▶ Fragment tekstu:
==========
Ludowcy w Królewcu

O poparciu partii politycznej świadczą wyniki wyborów. Jesienią ubiegłego roku Polskie Stronictwo Ludowe wypadło na tyle dobrze, że stało się strategicznym partnerem zwycięskiej Platformy. W powiecie mińskim rewelacji, czyli posła nie było, ale to nie powód do rozdzierania szat. Tym bardziej, że w powiecie PSL ma starostę i – razem z PO – większość w radzie powiatu, która jednak nie skorzystała z zaproszenia na doroczne święto ludowe

Zielony piknik

Ludowcy w Królewcu / Zielony piknik

Jak urządzić niedrogą zabawę na łonie natury? Przepis na swojskie święto wymyślili mińscy ludowcy. Wystarczy kilka wojskowych namiotów, piwny ogródek, grill, polowa kuchnia, nagłośnienie i scena z dywanu położonego wprost na trawie. Oczywiście świeżo skoszonej przez Piotra Stosia, bo to na jego królewieckich włościach, tuż za Spółdzielnią Kółek Rolniczych i naprzeciw kościoła bawili się w minioną niedzielę ludowcy i ich goście.
==========
▶ Wyodrębnione dane:
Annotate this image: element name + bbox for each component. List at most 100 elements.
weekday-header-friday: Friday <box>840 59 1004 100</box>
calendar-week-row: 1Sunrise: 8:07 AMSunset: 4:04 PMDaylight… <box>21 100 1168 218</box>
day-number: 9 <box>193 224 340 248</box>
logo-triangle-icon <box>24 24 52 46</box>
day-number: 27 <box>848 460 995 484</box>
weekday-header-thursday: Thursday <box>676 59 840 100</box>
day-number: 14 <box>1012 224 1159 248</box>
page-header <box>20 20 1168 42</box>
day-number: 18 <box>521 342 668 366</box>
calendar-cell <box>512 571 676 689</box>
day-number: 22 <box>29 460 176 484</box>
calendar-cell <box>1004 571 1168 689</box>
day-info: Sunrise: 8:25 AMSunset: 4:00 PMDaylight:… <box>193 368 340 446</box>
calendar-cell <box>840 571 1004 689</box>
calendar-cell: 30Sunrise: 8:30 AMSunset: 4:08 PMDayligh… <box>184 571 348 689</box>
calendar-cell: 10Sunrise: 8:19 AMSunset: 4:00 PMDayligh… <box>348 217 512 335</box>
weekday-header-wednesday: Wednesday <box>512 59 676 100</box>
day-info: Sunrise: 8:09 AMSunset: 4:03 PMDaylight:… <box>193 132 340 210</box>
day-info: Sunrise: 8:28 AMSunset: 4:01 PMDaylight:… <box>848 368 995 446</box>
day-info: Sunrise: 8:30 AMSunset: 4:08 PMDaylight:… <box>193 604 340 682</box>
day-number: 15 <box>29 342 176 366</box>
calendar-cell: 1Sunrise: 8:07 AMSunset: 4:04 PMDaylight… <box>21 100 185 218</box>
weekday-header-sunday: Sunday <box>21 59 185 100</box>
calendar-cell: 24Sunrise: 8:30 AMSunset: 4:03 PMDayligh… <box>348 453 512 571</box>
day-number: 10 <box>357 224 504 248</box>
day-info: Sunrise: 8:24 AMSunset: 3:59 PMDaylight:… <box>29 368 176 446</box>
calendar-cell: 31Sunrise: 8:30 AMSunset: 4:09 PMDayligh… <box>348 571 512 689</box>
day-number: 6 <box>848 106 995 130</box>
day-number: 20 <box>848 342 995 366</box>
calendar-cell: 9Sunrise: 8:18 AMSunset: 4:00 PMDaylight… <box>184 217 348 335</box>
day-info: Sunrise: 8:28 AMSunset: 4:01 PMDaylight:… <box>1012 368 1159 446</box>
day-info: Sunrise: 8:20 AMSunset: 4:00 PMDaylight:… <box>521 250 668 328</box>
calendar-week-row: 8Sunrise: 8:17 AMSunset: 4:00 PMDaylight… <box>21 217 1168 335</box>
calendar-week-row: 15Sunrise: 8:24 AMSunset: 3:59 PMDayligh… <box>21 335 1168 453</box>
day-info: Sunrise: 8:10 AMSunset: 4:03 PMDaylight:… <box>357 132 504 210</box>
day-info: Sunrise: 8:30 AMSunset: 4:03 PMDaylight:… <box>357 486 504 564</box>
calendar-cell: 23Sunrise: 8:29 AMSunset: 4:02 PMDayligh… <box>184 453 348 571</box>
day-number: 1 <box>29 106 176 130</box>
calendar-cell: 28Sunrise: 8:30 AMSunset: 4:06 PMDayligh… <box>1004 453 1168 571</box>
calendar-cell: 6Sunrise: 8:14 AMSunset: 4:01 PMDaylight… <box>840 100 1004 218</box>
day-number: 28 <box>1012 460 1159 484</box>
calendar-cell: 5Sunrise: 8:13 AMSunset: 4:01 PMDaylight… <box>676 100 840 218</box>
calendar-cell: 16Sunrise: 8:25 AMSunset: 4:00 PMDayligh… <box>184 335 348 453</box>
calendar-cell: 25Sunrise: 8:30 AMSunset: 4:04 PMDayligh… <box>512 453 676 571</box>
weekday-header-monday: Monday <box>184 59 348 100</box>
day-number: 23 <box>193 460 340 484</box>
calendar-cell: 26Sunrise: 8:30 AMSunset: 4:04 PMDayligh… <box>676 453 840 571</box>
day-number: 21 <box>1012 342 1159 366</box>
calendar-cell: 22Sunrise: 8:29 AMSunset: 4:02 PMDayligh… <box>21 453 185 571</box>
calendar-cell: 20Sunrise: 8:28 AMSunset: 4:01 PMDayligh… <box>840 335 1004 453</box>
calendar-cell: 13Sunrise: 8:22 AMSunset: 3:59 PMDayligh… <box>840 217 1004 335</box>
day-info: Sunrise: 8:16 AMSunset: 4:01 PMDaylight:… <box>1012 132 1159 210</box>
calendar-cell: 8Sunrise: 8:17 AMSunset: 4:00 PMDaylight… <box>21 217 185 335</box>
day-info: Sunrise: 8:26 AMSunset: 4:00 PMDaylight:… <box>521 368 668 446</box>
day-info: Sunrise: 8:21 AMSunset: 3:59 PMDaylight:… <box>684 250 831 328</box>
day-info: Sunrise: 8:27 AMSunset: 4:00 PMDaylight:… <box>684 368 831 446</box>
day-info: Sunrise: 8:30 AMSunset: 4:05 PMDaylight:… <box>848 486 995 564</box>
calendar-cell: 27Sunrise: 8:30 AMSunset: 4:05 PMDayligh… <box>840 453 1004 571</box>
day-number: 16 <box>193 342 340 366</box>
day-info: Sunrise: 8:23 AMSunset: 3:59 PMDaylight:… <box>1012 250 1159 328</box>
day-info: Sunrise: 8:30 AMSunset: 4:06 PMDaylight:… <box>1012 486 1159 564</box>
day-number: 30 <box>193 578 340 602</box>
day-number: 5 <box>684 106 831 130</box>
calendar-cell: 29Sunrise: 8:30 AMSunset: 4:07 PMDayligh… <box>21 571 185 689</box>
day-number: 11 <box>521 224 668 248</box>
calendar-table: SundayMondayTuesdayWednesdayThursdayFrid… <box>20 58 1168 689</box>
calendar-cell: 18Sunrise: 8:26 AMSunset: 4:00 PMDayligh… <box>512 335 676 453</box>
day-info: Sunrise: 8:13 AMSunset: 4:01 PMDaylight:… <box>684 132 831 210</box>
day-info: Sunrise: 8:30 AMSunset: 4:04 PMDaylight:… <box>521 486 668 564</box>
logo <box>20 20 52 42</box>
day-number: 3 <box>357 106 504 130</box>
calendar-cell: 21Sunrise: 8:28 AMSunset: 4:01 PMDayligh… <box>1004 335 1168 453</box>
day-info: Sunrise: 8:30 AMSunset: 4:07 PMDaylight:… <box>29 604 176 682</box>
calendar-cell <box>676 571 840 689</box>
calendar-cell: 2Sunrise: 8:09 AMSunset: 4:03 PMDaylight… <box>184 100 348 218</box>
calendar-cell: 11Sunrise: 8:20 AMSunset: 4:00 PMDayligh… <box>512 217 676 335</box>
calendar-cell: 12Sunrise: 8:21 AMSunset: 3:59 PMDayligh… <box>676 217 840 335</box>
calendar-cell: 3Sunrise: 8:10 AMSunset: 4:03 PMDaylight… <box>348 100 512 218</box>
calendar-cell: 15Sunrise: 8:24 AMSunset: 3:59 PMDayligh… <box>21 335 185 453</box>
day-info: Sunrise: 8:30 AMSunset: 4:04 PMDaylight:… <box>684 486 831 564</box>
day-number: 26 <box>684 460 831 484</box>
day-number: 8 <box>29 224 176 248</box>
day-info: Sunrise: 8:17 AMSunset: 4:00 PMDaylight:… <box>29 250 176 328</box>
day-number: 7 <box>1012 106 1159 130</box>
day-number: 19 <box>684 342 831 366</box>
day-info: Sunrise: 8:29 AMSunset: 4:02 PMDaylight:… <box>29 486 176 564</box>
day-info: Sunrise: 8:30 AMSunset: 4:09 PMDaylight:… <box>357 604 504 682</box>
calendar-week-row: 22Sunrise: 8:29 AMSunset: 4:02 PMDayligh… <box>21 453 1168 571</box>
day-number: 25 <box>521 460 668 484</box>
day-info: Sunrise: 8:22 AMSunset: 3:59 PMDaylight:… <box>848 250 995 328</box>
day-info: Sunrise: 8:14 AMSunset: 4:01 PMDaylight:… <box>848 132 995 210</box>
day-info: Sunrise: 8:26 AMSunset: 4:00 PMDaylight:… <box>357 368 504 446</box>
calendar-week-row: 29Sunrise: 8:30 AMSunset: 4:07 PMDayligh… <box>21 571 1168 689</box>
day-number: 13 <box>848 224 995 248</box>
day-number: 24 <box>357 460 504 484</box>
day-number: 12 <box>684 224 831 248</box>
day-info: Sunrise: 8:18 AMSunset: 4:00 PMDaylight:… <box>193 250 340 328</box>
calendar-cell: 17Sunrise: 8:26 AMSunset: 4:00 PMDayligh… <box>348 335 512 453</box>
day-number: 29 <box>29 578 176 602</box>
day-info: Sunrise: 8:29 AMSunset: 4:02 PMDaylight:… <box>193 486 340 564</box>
==========
▶ Cel zadania:
Odpowiedz krótko na pytania do tekstu o ludowcach w Królewcu:
1. Która partia została strategicznym partnerem zwycięskiej Platformy?
2. Kogo PSL ma w powiecie mińskim?
3. Kto skosił trawę, na której stanęła scena?
Rekordy nie mają tu żadnego znaczenia.

▶ Wynik zadania:
1. Polskie Stronictwo Ludowe.
2. Starostę.
3. Piotr Stoś.